INSTRUCTIONS FOR THE TASK
Where a line contains the word "ADEEL", copy that line.

INPUT ROWS

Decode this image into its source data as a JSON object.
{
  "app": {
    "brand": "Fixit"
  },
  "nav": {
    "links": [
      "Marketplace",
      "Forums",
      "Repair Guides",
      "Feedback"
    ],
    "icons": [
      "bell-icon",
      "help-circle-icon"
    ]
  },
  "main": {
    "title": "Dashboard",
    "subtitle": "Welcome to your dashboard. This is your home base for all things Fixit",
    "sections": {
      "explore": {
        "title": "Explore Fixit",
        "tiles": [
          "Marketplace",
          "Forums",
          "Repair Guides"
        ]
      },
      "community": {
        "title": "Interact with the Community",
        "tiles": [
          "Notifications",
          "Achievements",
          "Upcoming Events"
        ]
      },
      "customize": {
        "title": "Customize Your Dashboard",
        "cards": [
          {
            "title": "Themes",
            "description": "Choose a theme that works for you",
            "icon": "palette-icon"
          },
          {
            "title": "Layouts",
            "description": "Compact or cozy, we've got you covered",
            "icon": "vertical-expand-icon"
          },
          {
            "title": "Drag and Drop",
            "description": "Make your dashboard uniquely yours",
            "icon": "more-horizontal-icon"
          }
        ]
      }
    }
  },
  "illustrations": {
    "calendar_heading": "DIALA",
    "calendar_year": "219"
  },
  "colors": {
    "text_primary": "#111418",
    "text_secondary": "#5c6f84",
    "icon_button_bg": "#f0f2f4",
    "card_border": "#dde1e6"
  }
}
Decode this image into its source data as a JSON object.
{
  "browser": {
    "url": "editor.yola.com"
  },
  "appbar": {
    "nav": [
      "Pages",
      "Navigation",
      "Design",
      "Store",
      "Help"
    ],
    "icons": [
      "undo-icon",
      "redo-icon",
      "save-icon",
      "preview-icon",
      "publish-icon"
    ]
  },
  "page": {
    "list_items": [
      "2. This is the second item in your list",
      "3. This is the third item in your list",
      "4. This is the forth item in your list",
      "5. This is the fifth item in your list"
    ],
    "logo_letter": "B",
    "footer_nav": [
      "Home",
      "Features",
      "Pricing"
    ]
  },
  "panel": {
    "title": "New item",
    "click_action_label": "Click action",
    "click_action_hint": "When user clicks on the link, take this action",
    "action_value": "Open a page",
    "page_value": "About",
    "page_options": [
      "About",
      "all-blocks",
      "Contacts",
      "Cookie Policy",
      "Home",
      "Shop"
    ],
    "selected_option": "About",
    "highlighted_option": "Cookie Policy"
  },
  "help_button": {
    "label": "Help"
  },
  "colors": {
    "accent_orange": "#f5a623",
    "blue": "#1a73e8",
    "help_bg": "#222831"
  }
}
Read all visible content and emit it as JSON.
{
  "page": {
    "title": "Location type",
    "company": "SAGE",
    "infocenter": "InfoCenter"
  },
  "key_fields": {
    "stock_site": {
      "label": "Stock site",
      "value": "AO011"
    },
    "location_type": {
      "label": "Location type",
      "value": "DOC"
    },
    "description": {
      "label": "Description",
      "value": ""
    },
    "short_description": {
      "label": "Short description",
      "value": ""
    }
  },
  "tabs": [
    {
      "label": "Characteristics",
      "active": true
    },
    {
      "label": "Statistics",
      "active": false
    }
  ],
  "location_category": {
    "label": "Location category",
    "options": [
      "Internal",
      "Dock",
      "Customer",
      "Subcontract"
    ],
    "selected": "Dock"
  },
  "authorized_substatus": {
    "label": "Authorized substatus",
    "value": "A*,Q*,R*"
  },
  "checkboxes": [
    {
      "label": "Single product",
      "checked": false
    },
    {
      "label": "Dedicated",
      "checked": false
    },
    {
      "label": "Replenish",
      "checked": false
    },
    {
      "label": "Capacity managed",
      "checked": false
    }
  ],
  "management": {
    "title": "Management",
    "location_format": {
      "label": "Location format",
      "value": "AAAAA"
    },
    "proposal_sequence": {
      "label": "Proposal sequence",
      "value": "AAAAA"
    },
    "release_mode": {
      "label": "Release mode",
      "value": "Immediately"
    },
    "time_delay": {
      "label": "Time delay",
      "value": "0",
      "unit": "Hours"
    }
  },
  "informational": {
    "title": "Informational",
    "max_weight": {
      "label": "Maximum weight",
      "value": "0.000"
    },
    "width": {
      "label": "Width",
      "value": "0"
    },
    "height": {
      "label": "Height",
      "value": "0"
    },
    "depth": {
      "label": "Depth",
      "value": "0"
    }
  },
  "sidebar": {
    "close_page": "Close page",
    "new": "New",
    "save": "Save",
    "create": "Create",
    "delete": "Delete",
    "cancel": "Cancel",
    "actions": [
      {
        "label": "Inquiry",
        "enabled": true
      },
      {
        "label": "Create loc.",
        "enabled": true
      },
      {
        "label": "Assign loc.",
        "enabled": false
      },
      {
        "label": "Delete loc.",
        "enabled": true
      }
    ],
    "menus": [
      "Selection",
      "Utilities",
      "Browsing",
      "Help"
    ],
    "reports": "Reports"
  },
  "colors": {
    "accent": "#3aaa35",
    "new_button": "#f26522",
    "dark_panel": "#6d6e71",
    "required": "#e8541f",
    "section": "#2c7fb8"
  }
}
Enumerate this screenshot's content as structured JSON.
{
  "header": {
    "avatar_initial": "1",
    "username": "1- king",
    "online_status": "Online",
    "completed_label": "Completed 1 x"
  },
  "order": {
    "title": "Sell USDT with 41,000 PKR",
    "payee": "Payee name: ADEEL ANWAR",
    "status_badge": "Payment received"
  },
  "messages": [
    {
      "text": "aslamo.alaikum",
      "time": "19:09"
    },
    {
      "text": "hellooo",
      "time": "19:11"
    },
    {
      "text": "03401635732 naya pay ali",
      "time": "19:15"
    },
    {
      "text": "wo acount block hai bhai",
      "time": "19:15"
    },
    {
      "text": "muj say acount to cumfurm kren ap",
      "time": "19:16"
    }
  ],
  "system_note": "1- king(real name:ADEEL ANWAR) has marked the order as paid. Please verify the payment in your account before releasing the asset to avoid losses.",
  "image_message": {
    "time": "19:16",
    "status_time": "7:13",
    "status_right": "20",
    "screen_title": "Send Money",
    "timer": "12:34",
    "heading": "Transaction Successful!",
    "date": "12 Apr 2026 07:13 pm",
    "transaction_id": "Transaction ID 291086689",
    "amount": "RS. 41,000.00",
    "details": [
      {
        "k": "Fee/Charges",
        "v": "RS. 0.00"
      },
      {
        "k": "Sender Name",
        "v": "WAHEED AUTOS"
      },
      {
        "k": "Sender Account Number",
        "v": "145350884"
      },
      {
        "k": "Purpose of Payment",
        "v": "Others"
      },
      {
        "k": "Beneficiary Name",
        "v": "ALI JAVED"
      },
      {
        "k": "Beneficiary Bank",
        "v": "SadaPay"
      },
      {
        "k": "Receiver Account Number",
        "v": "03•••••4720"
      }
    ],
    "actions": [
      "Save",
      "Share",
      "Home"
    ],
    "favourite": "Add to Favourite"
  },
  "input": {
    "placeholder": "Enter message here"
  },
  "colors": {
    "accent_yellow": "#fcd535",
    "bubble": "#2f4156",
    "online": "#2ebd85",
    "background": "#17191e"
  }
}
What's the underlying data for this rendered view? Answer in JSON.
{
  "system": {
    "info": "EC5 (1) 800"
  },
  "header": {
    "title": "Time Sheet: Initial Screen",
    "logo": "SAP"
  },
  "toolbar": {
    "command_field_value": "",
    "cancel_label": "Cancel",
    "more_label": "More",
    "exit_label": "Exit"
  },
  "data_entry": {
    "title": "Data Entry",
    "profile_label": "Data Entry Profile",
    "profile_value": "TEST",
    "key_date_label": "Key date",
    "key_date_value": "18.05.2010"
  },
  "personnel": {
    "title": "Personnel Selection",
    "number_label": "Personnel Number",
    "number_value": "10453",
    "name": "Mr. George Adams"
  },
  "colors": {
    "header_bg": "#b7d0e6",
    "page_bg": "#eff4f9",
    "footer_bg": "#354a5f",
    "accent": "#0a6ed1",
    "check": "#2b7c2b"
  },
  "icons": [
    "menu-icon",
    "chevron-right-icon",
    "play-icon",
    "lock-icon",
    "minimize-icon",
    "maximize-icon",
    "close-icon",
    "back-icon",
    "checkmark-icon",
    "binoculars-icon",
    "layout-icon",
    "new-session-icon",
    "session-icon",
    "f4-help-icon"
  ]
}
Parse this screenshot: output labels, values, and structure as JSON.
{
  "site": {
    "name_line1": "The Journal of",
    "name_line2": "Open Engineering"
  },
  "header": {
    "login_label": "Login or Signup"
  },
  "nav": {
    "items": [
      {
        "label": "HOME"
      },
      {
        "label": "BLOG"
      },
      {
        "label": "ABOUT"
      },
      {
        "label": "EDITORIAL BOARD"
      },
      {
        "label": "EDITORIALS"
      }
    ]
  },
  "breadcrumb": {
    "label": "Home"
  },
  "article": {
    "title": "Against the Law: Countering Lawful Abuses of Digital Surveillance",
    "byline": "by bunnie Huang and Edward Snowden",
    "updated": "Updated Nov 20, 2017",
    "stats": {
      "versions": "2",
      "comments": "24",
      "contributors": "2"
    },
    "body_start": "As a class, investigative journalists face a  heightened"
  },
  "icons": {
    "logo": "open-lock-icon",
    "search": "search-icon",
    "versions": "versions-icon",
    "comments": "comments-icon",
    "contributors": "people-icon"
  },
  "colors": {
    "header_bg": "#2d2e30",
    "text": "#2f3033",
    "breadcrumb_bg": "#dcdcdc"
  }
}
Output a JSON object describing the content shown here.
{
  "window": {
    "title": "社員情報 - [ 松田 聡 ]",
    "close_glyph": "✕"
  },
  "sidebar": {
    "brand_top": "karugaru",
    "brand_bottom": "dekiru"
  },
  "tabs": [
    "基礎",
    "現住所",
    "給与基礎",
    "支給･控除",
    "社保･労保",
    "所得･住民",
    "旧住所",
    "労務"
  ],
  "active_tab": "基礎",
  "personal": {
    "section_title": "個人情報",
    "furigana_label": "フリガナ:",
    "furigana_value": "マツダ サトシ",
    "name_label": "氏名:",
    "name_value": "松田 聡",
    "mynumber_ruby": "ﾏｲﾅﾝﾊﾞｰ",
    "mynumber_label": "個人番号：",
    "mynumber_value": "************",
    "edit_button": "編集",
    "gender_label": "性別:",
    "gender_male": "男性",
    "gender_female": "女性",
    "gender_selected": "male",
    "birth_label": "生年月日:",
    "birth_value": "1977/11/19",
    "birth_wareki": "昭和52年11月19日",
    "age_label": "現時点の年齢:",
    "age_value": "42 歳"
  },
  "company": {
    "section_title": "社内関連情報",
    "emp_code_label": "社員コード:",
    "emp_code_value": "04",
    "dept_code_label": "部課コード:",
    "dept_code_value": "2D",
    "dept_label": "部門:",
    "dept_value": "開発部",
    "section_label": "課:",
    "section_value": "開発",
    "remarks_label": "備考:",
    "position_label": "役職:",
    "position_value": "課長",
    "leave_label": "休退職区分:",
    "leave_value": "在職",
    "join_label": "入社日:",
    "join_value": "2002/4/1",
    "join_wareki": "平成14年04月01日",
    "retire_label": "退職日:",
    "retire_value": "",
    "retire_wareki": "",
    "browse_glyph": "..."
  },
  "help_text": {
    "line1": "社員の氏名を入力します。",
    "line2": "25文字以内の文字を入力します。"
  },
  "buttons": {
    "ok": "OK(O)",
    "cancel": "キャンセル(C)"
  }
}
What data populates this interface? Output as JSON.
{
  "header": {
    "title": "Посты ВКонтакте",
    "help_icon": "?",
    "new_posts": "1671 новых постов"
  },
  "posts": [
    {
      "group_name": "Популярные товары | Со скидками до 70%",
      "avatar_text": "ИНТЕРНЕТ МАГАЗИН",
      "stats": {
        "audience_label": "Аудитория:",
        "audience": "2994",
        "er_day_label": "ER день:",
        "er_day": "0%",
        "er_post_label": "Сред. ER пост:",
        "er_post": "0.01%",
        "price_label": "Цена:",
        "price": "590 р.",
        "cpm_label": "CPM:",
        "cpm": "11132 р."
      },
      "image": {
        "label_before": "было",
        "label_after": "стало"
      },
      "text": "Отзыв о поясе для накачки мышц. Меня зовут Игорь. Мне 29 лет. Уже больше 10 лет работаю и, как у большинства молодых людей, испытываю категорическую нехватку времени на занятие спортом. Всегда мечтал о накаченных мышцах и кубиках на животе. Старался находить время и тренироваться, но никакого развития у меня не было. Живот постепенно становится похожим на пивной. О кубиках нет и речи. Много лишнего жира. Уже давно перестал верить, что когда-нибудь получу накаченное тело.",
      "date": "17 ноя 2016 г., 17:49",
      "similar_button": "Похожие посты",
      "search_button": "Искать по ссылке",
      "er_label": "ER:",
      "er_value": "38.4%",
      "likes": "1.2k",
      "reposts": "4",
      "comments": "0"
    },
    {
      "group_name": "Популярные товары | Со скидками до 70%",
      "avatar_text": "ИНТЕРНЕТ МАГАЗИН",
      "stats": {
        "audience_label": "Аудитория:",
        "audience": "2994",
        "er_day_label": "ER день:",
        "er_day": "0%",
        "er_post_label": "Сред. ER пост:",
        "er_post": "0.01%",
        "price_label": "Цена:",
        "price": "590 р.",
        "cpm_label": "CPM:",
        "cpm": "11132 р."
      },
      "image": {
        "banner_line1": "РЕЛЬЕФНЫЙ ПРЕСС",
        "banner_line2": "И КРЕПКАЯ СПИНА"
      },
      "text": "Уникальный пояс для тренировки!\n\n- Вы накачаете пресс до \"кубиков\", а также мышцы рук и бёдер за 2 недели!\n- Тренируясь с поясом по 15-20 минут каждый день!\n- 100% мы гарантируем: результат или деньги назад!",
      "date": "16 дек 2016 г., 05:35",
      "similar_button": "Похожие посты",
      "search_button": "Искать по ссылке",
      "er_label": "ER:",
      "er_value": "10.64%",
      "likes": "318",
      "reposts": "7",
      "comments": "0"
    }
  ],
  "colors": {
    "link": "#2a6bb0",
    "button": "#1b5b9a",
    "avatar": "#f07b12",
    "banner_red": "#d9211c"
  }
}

FULL ANSWER
    "payee": "Payee name: ADEEL ANWAR",
  "system_note": "1- king(real name:ADEEL ANWAR) has marked the order as paid. Please verify the payment in your account before releasing the asset to avoid losses.",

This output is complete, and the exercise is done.